*** Rows
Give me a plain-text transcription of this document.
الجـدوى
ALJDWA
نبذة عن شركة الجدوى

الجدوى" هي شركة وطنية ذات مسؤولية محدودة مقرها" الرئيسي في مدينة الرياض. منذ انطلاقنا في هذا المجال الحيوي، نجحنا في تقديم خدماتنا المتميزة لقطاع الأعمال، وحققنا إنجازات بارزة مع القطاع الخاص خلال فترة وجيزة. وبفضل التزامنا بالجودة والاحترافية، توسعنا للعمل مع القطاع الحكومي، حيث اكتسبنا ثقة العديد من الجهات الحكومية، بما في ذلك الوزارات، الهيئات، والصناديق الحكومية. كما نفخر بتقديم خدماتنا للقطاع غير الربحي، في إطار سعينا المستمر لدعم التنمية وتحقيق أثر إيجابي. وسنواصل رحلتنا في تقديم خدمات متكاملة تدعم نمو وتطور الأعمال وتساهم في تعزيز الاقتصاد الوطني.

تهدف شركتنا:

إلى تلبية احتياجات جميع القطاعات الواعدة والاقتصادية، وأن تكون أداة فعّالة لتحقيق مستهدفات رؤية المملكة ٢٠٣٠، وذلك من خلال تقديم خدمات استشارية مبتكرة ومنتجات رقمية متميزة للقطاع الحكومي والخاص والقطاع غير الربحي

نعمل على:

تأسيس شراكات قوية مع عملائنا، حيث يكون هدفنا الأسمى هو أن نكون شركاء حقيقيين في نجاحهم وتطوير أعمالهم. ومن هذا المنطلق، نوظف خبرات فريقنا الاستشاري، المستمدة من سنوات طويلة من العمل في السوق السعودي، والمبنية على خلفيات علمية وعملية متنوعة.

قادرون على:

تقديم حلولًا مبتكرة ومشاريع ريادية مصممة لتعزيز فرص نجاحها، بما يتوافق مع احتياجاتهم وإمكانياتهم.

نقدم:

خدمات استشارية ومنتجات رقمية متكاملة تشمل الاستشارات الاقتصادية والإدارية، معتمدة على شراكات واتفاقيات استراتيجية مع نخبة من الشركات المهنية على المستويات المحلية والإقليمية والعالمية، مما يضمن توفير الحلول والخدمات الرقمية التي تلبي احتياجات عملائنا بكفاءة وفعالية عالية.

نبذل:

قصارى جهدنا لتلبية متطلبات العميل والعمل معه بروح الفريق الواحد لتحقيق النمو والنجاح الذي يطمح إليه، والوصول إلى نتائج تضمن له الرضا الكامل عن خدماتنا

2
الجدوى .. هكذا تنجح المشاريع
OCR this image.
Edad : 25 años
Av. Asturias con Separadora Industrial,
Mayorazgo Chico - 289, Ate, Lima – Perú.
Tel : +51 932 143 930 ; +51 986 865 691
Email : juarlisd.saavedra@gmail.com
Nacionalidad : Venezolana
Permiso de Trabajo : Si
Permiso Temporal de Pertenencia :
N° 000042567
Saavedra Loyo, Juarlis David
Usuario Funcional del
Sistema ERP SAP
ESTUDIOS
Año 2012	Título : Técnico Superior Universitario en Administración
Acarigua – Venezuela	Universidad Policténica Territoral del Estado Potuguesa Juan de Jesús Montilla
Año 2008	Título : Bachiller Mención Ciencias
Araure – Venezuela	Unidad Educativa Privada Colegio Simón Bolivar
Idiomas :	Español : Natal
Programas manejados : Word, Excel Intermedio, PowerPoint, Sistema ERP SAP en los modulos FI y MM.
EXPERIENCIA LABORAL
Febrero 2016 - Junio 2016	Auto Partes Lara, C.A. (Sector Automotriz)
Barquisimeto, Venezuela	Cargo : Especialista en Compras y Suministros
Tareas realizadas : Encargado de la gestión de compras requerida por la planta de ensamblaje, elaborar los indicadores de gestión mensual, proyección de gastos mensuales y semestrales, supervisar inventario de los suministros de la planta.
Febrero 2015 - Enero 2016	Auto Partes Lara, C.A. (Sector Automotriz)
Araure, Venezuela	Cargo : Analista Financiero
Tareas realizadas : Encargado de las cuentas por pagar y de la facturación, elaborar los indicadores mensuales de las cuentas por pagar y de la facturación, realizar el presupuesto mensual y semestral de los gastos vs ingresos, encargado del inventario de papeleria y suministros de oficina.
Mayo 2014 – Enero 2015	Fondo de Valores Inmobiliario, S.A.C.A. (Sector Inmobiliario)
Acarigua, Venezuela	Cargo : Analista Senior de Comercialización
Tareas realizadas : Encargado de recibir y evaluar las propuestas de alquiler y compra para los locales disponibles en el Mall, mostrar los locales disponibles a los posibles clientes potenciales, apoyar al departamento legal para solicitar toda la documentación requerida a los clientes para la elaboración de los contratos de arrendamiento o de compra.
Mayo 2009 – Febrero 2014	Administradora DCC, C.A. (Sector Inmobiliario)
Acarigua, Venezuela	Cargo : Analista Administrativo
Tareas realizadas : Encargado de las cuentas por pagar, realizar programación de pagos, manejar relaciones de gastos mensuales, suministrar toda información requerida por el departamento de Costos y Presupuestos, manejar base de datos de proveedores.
******
Set problem:
Restate the data above word for word, please.

Output:
Give me a plain-text transcription of this document.
الجـدوى
ALJDWA
نبذة عن شركة الجدوى

الجدوى" هي شركة وطنية ذات مسؤولية محدودة مقرها" الرئيسي في مدينة الرياض. منذ انطلاقنا في هذا المجال الحيوي، نجحنا في تقديم خدماتنا المتميزة لقطاع الأعمال، وحققنا إنجازات بارزة مع القطاع الخاص خلال فترة وجيزة. وبفضل التزامنا بالجودة والاحترافية، توسعنا للعمل مع القطاع الحكومي، حيث اكتسبنا ثقة العديد من الجهات الحكومية، بما في ذلك الوزارات، الهيئات، والصناديق الحكومية. كما نفخر بتقديم خدماتنا للقطاع غير الربحي، في إطار سعينا المستمر لدعم التنمية وتحقيق أثر إيجابي. وسنواصل رحلتنا في تقديم خدمات متكاملة تدعم نمو وتطور الأعمال وتساهم في تعزيز الاقتصاد الوطني.

تهدف شركتنا:

إلى تلبية احتياجات جميع القطاعات الواعدة والاقتصادية، وأن تكون أداة فعّالة لتحقيق مستهدفات رؤية المملكة ٢٠٣٠، وذلك من خلال تقديم خدمات استشارية مبتكرة ومنتجات رقمية متميزة للقطاع الحكومي والخاص والقطاع غير الربحي

نعمل على:

تأسيس شراكات قوية مع عملائنا، حيث يكون هدفنا الأسمى هو أن نكون شركاء حقيقيين في نجاحهم وتطوير أعمالهم. ومن هذا المنطلق، نوظف خبرات فريقنا الاستشاري، المستمدة من سنوات طويلة من العمل في السوق السعودي، والمبنية على خلفيات علمية وعملية متنوعة.

قادرون على:

تقديم حلولًا مبتكرة ومشاريع ريادية مصممة لتعزيز فرص نجاحها، بما يتوافق مع احتياجاتهم وإمكانياتهم.

نقدم:

خدمات استشارية ومنتجات رقمية متكاملة تشمل الاستشارات الاقتصادية والإدارية، معتمدة على شراكات واتفاقيات استراتيجية مع نخبة من الشركات المهنية على المستويات المحلية والإقليمية والعالمية، مما يضمن توفير الحلول والخدمات الرقمية التي تلبي احتياجات عملائنا بكفاءة وفعالية عالية.

نبذل:

قصارى جهدنا لتلبية متطلبات العميل والعمل معه بروح الفريق الواحد لتحقيق النمو والنجاح الذي يطمح إليه، والوصول إلى نتائج تضمن له الرضا الكامل عن خدماتنا

2
الجدوى .. هكذا تنجح المشاريع
OCR this image.
Edad : 25 años
Av. Asturias con Separadora Industrial,
Mayorazgo Chico - 289, Ate, Lima – Perú.
Tel : +51 932 143 930 ; +51 986 865 691
Email : juarlisd.saavedra@gmail.com
Nacionalidad : Venezolana
Permiso de Trabajo : Si
Permiso Temporal de Pertenencia :
N° 000042567
Saavedra Loyo, Juarlis David
Usuario Funcional del
Sistema ERP SAP
ESTUDIOS
Año 2012	Título : Técnico Superior Universitario en Administración
Acarigua – Venezuela	Universidad Policténica Territoral del Estado Potuguesa Juan de Jesús Montilla
Año 2008	Título : Bachiller Mención Ciencias
Araure – Venezuela	Unidad Educativa Privada Colegio Simón Bolivar
Idiomas :	Español : Natal
Programas manejados : Word, Excel Intermedio, PowerPoint, Sistema ERP SAP en los modulos FI y MM.
EXPERIENCIA LABORAL
Febrero 2016 - Junio 2016	Auto Partes Lara, C.A. (Sector Automotriz)
Barquisimeto, Venezuela	Cargo : Especialista en Compras y Suministros
Tareas realizadas : Encargado de la gestión de compras requerida por la planta de ensamblaje, elaborar los indicadores de gestión mensual, proyección de gastos mensuales y semestrales, supervisar inventario de los suministros de la planta.
Febrero 2015 - Enero 2016	Auto Partes Lara, C.A. (Sector Automotriz)
Araure, Venezuela	Cargo : Analista Financiero
Tareas realizadas : Encargado de las cuentas por pagar y de la facturación, elaborar los indicadores mensuales de las cuentas por pagar y de la facturación, realizar el presupuesto mensual y semestral de los gastos vs ingresos, encargado del inventario de papeleria y suministros de oficina.
Mayo 2014 – Enero 2015	Fondo de Valores Inmobiliario, S.A.C.A. (Sector Inmobiliario)
Acarigua, Venezuela	Cargo : Analista Senior de Comercialización
Tareas realizadas : Encargado de recibir y evaluar las propuestas de alquiler y compra para los locales disponibles en el Mall, mostrar los locales disponibles a los posibles clientes potenciales, apoyar al departamento legal para solicitar toda la documentación requerida a los clientes para la elaboración de los contratos de arrendamiento o de compra.
Mayo 2009 – Febrero 2014	Administradora DCC, C.A. (Sector Inmobiliario)
Acarigua, Venezuela	Cargo : Analista Administrativo
Tareas realizadas : Encargado de las cuentas por pagar, realizar programación de pagos, manejar relaciones de gastos mensuales, suministrar toda información requerida por el departamento de Costos y Presupuestos, manejar base de datos de proveedores.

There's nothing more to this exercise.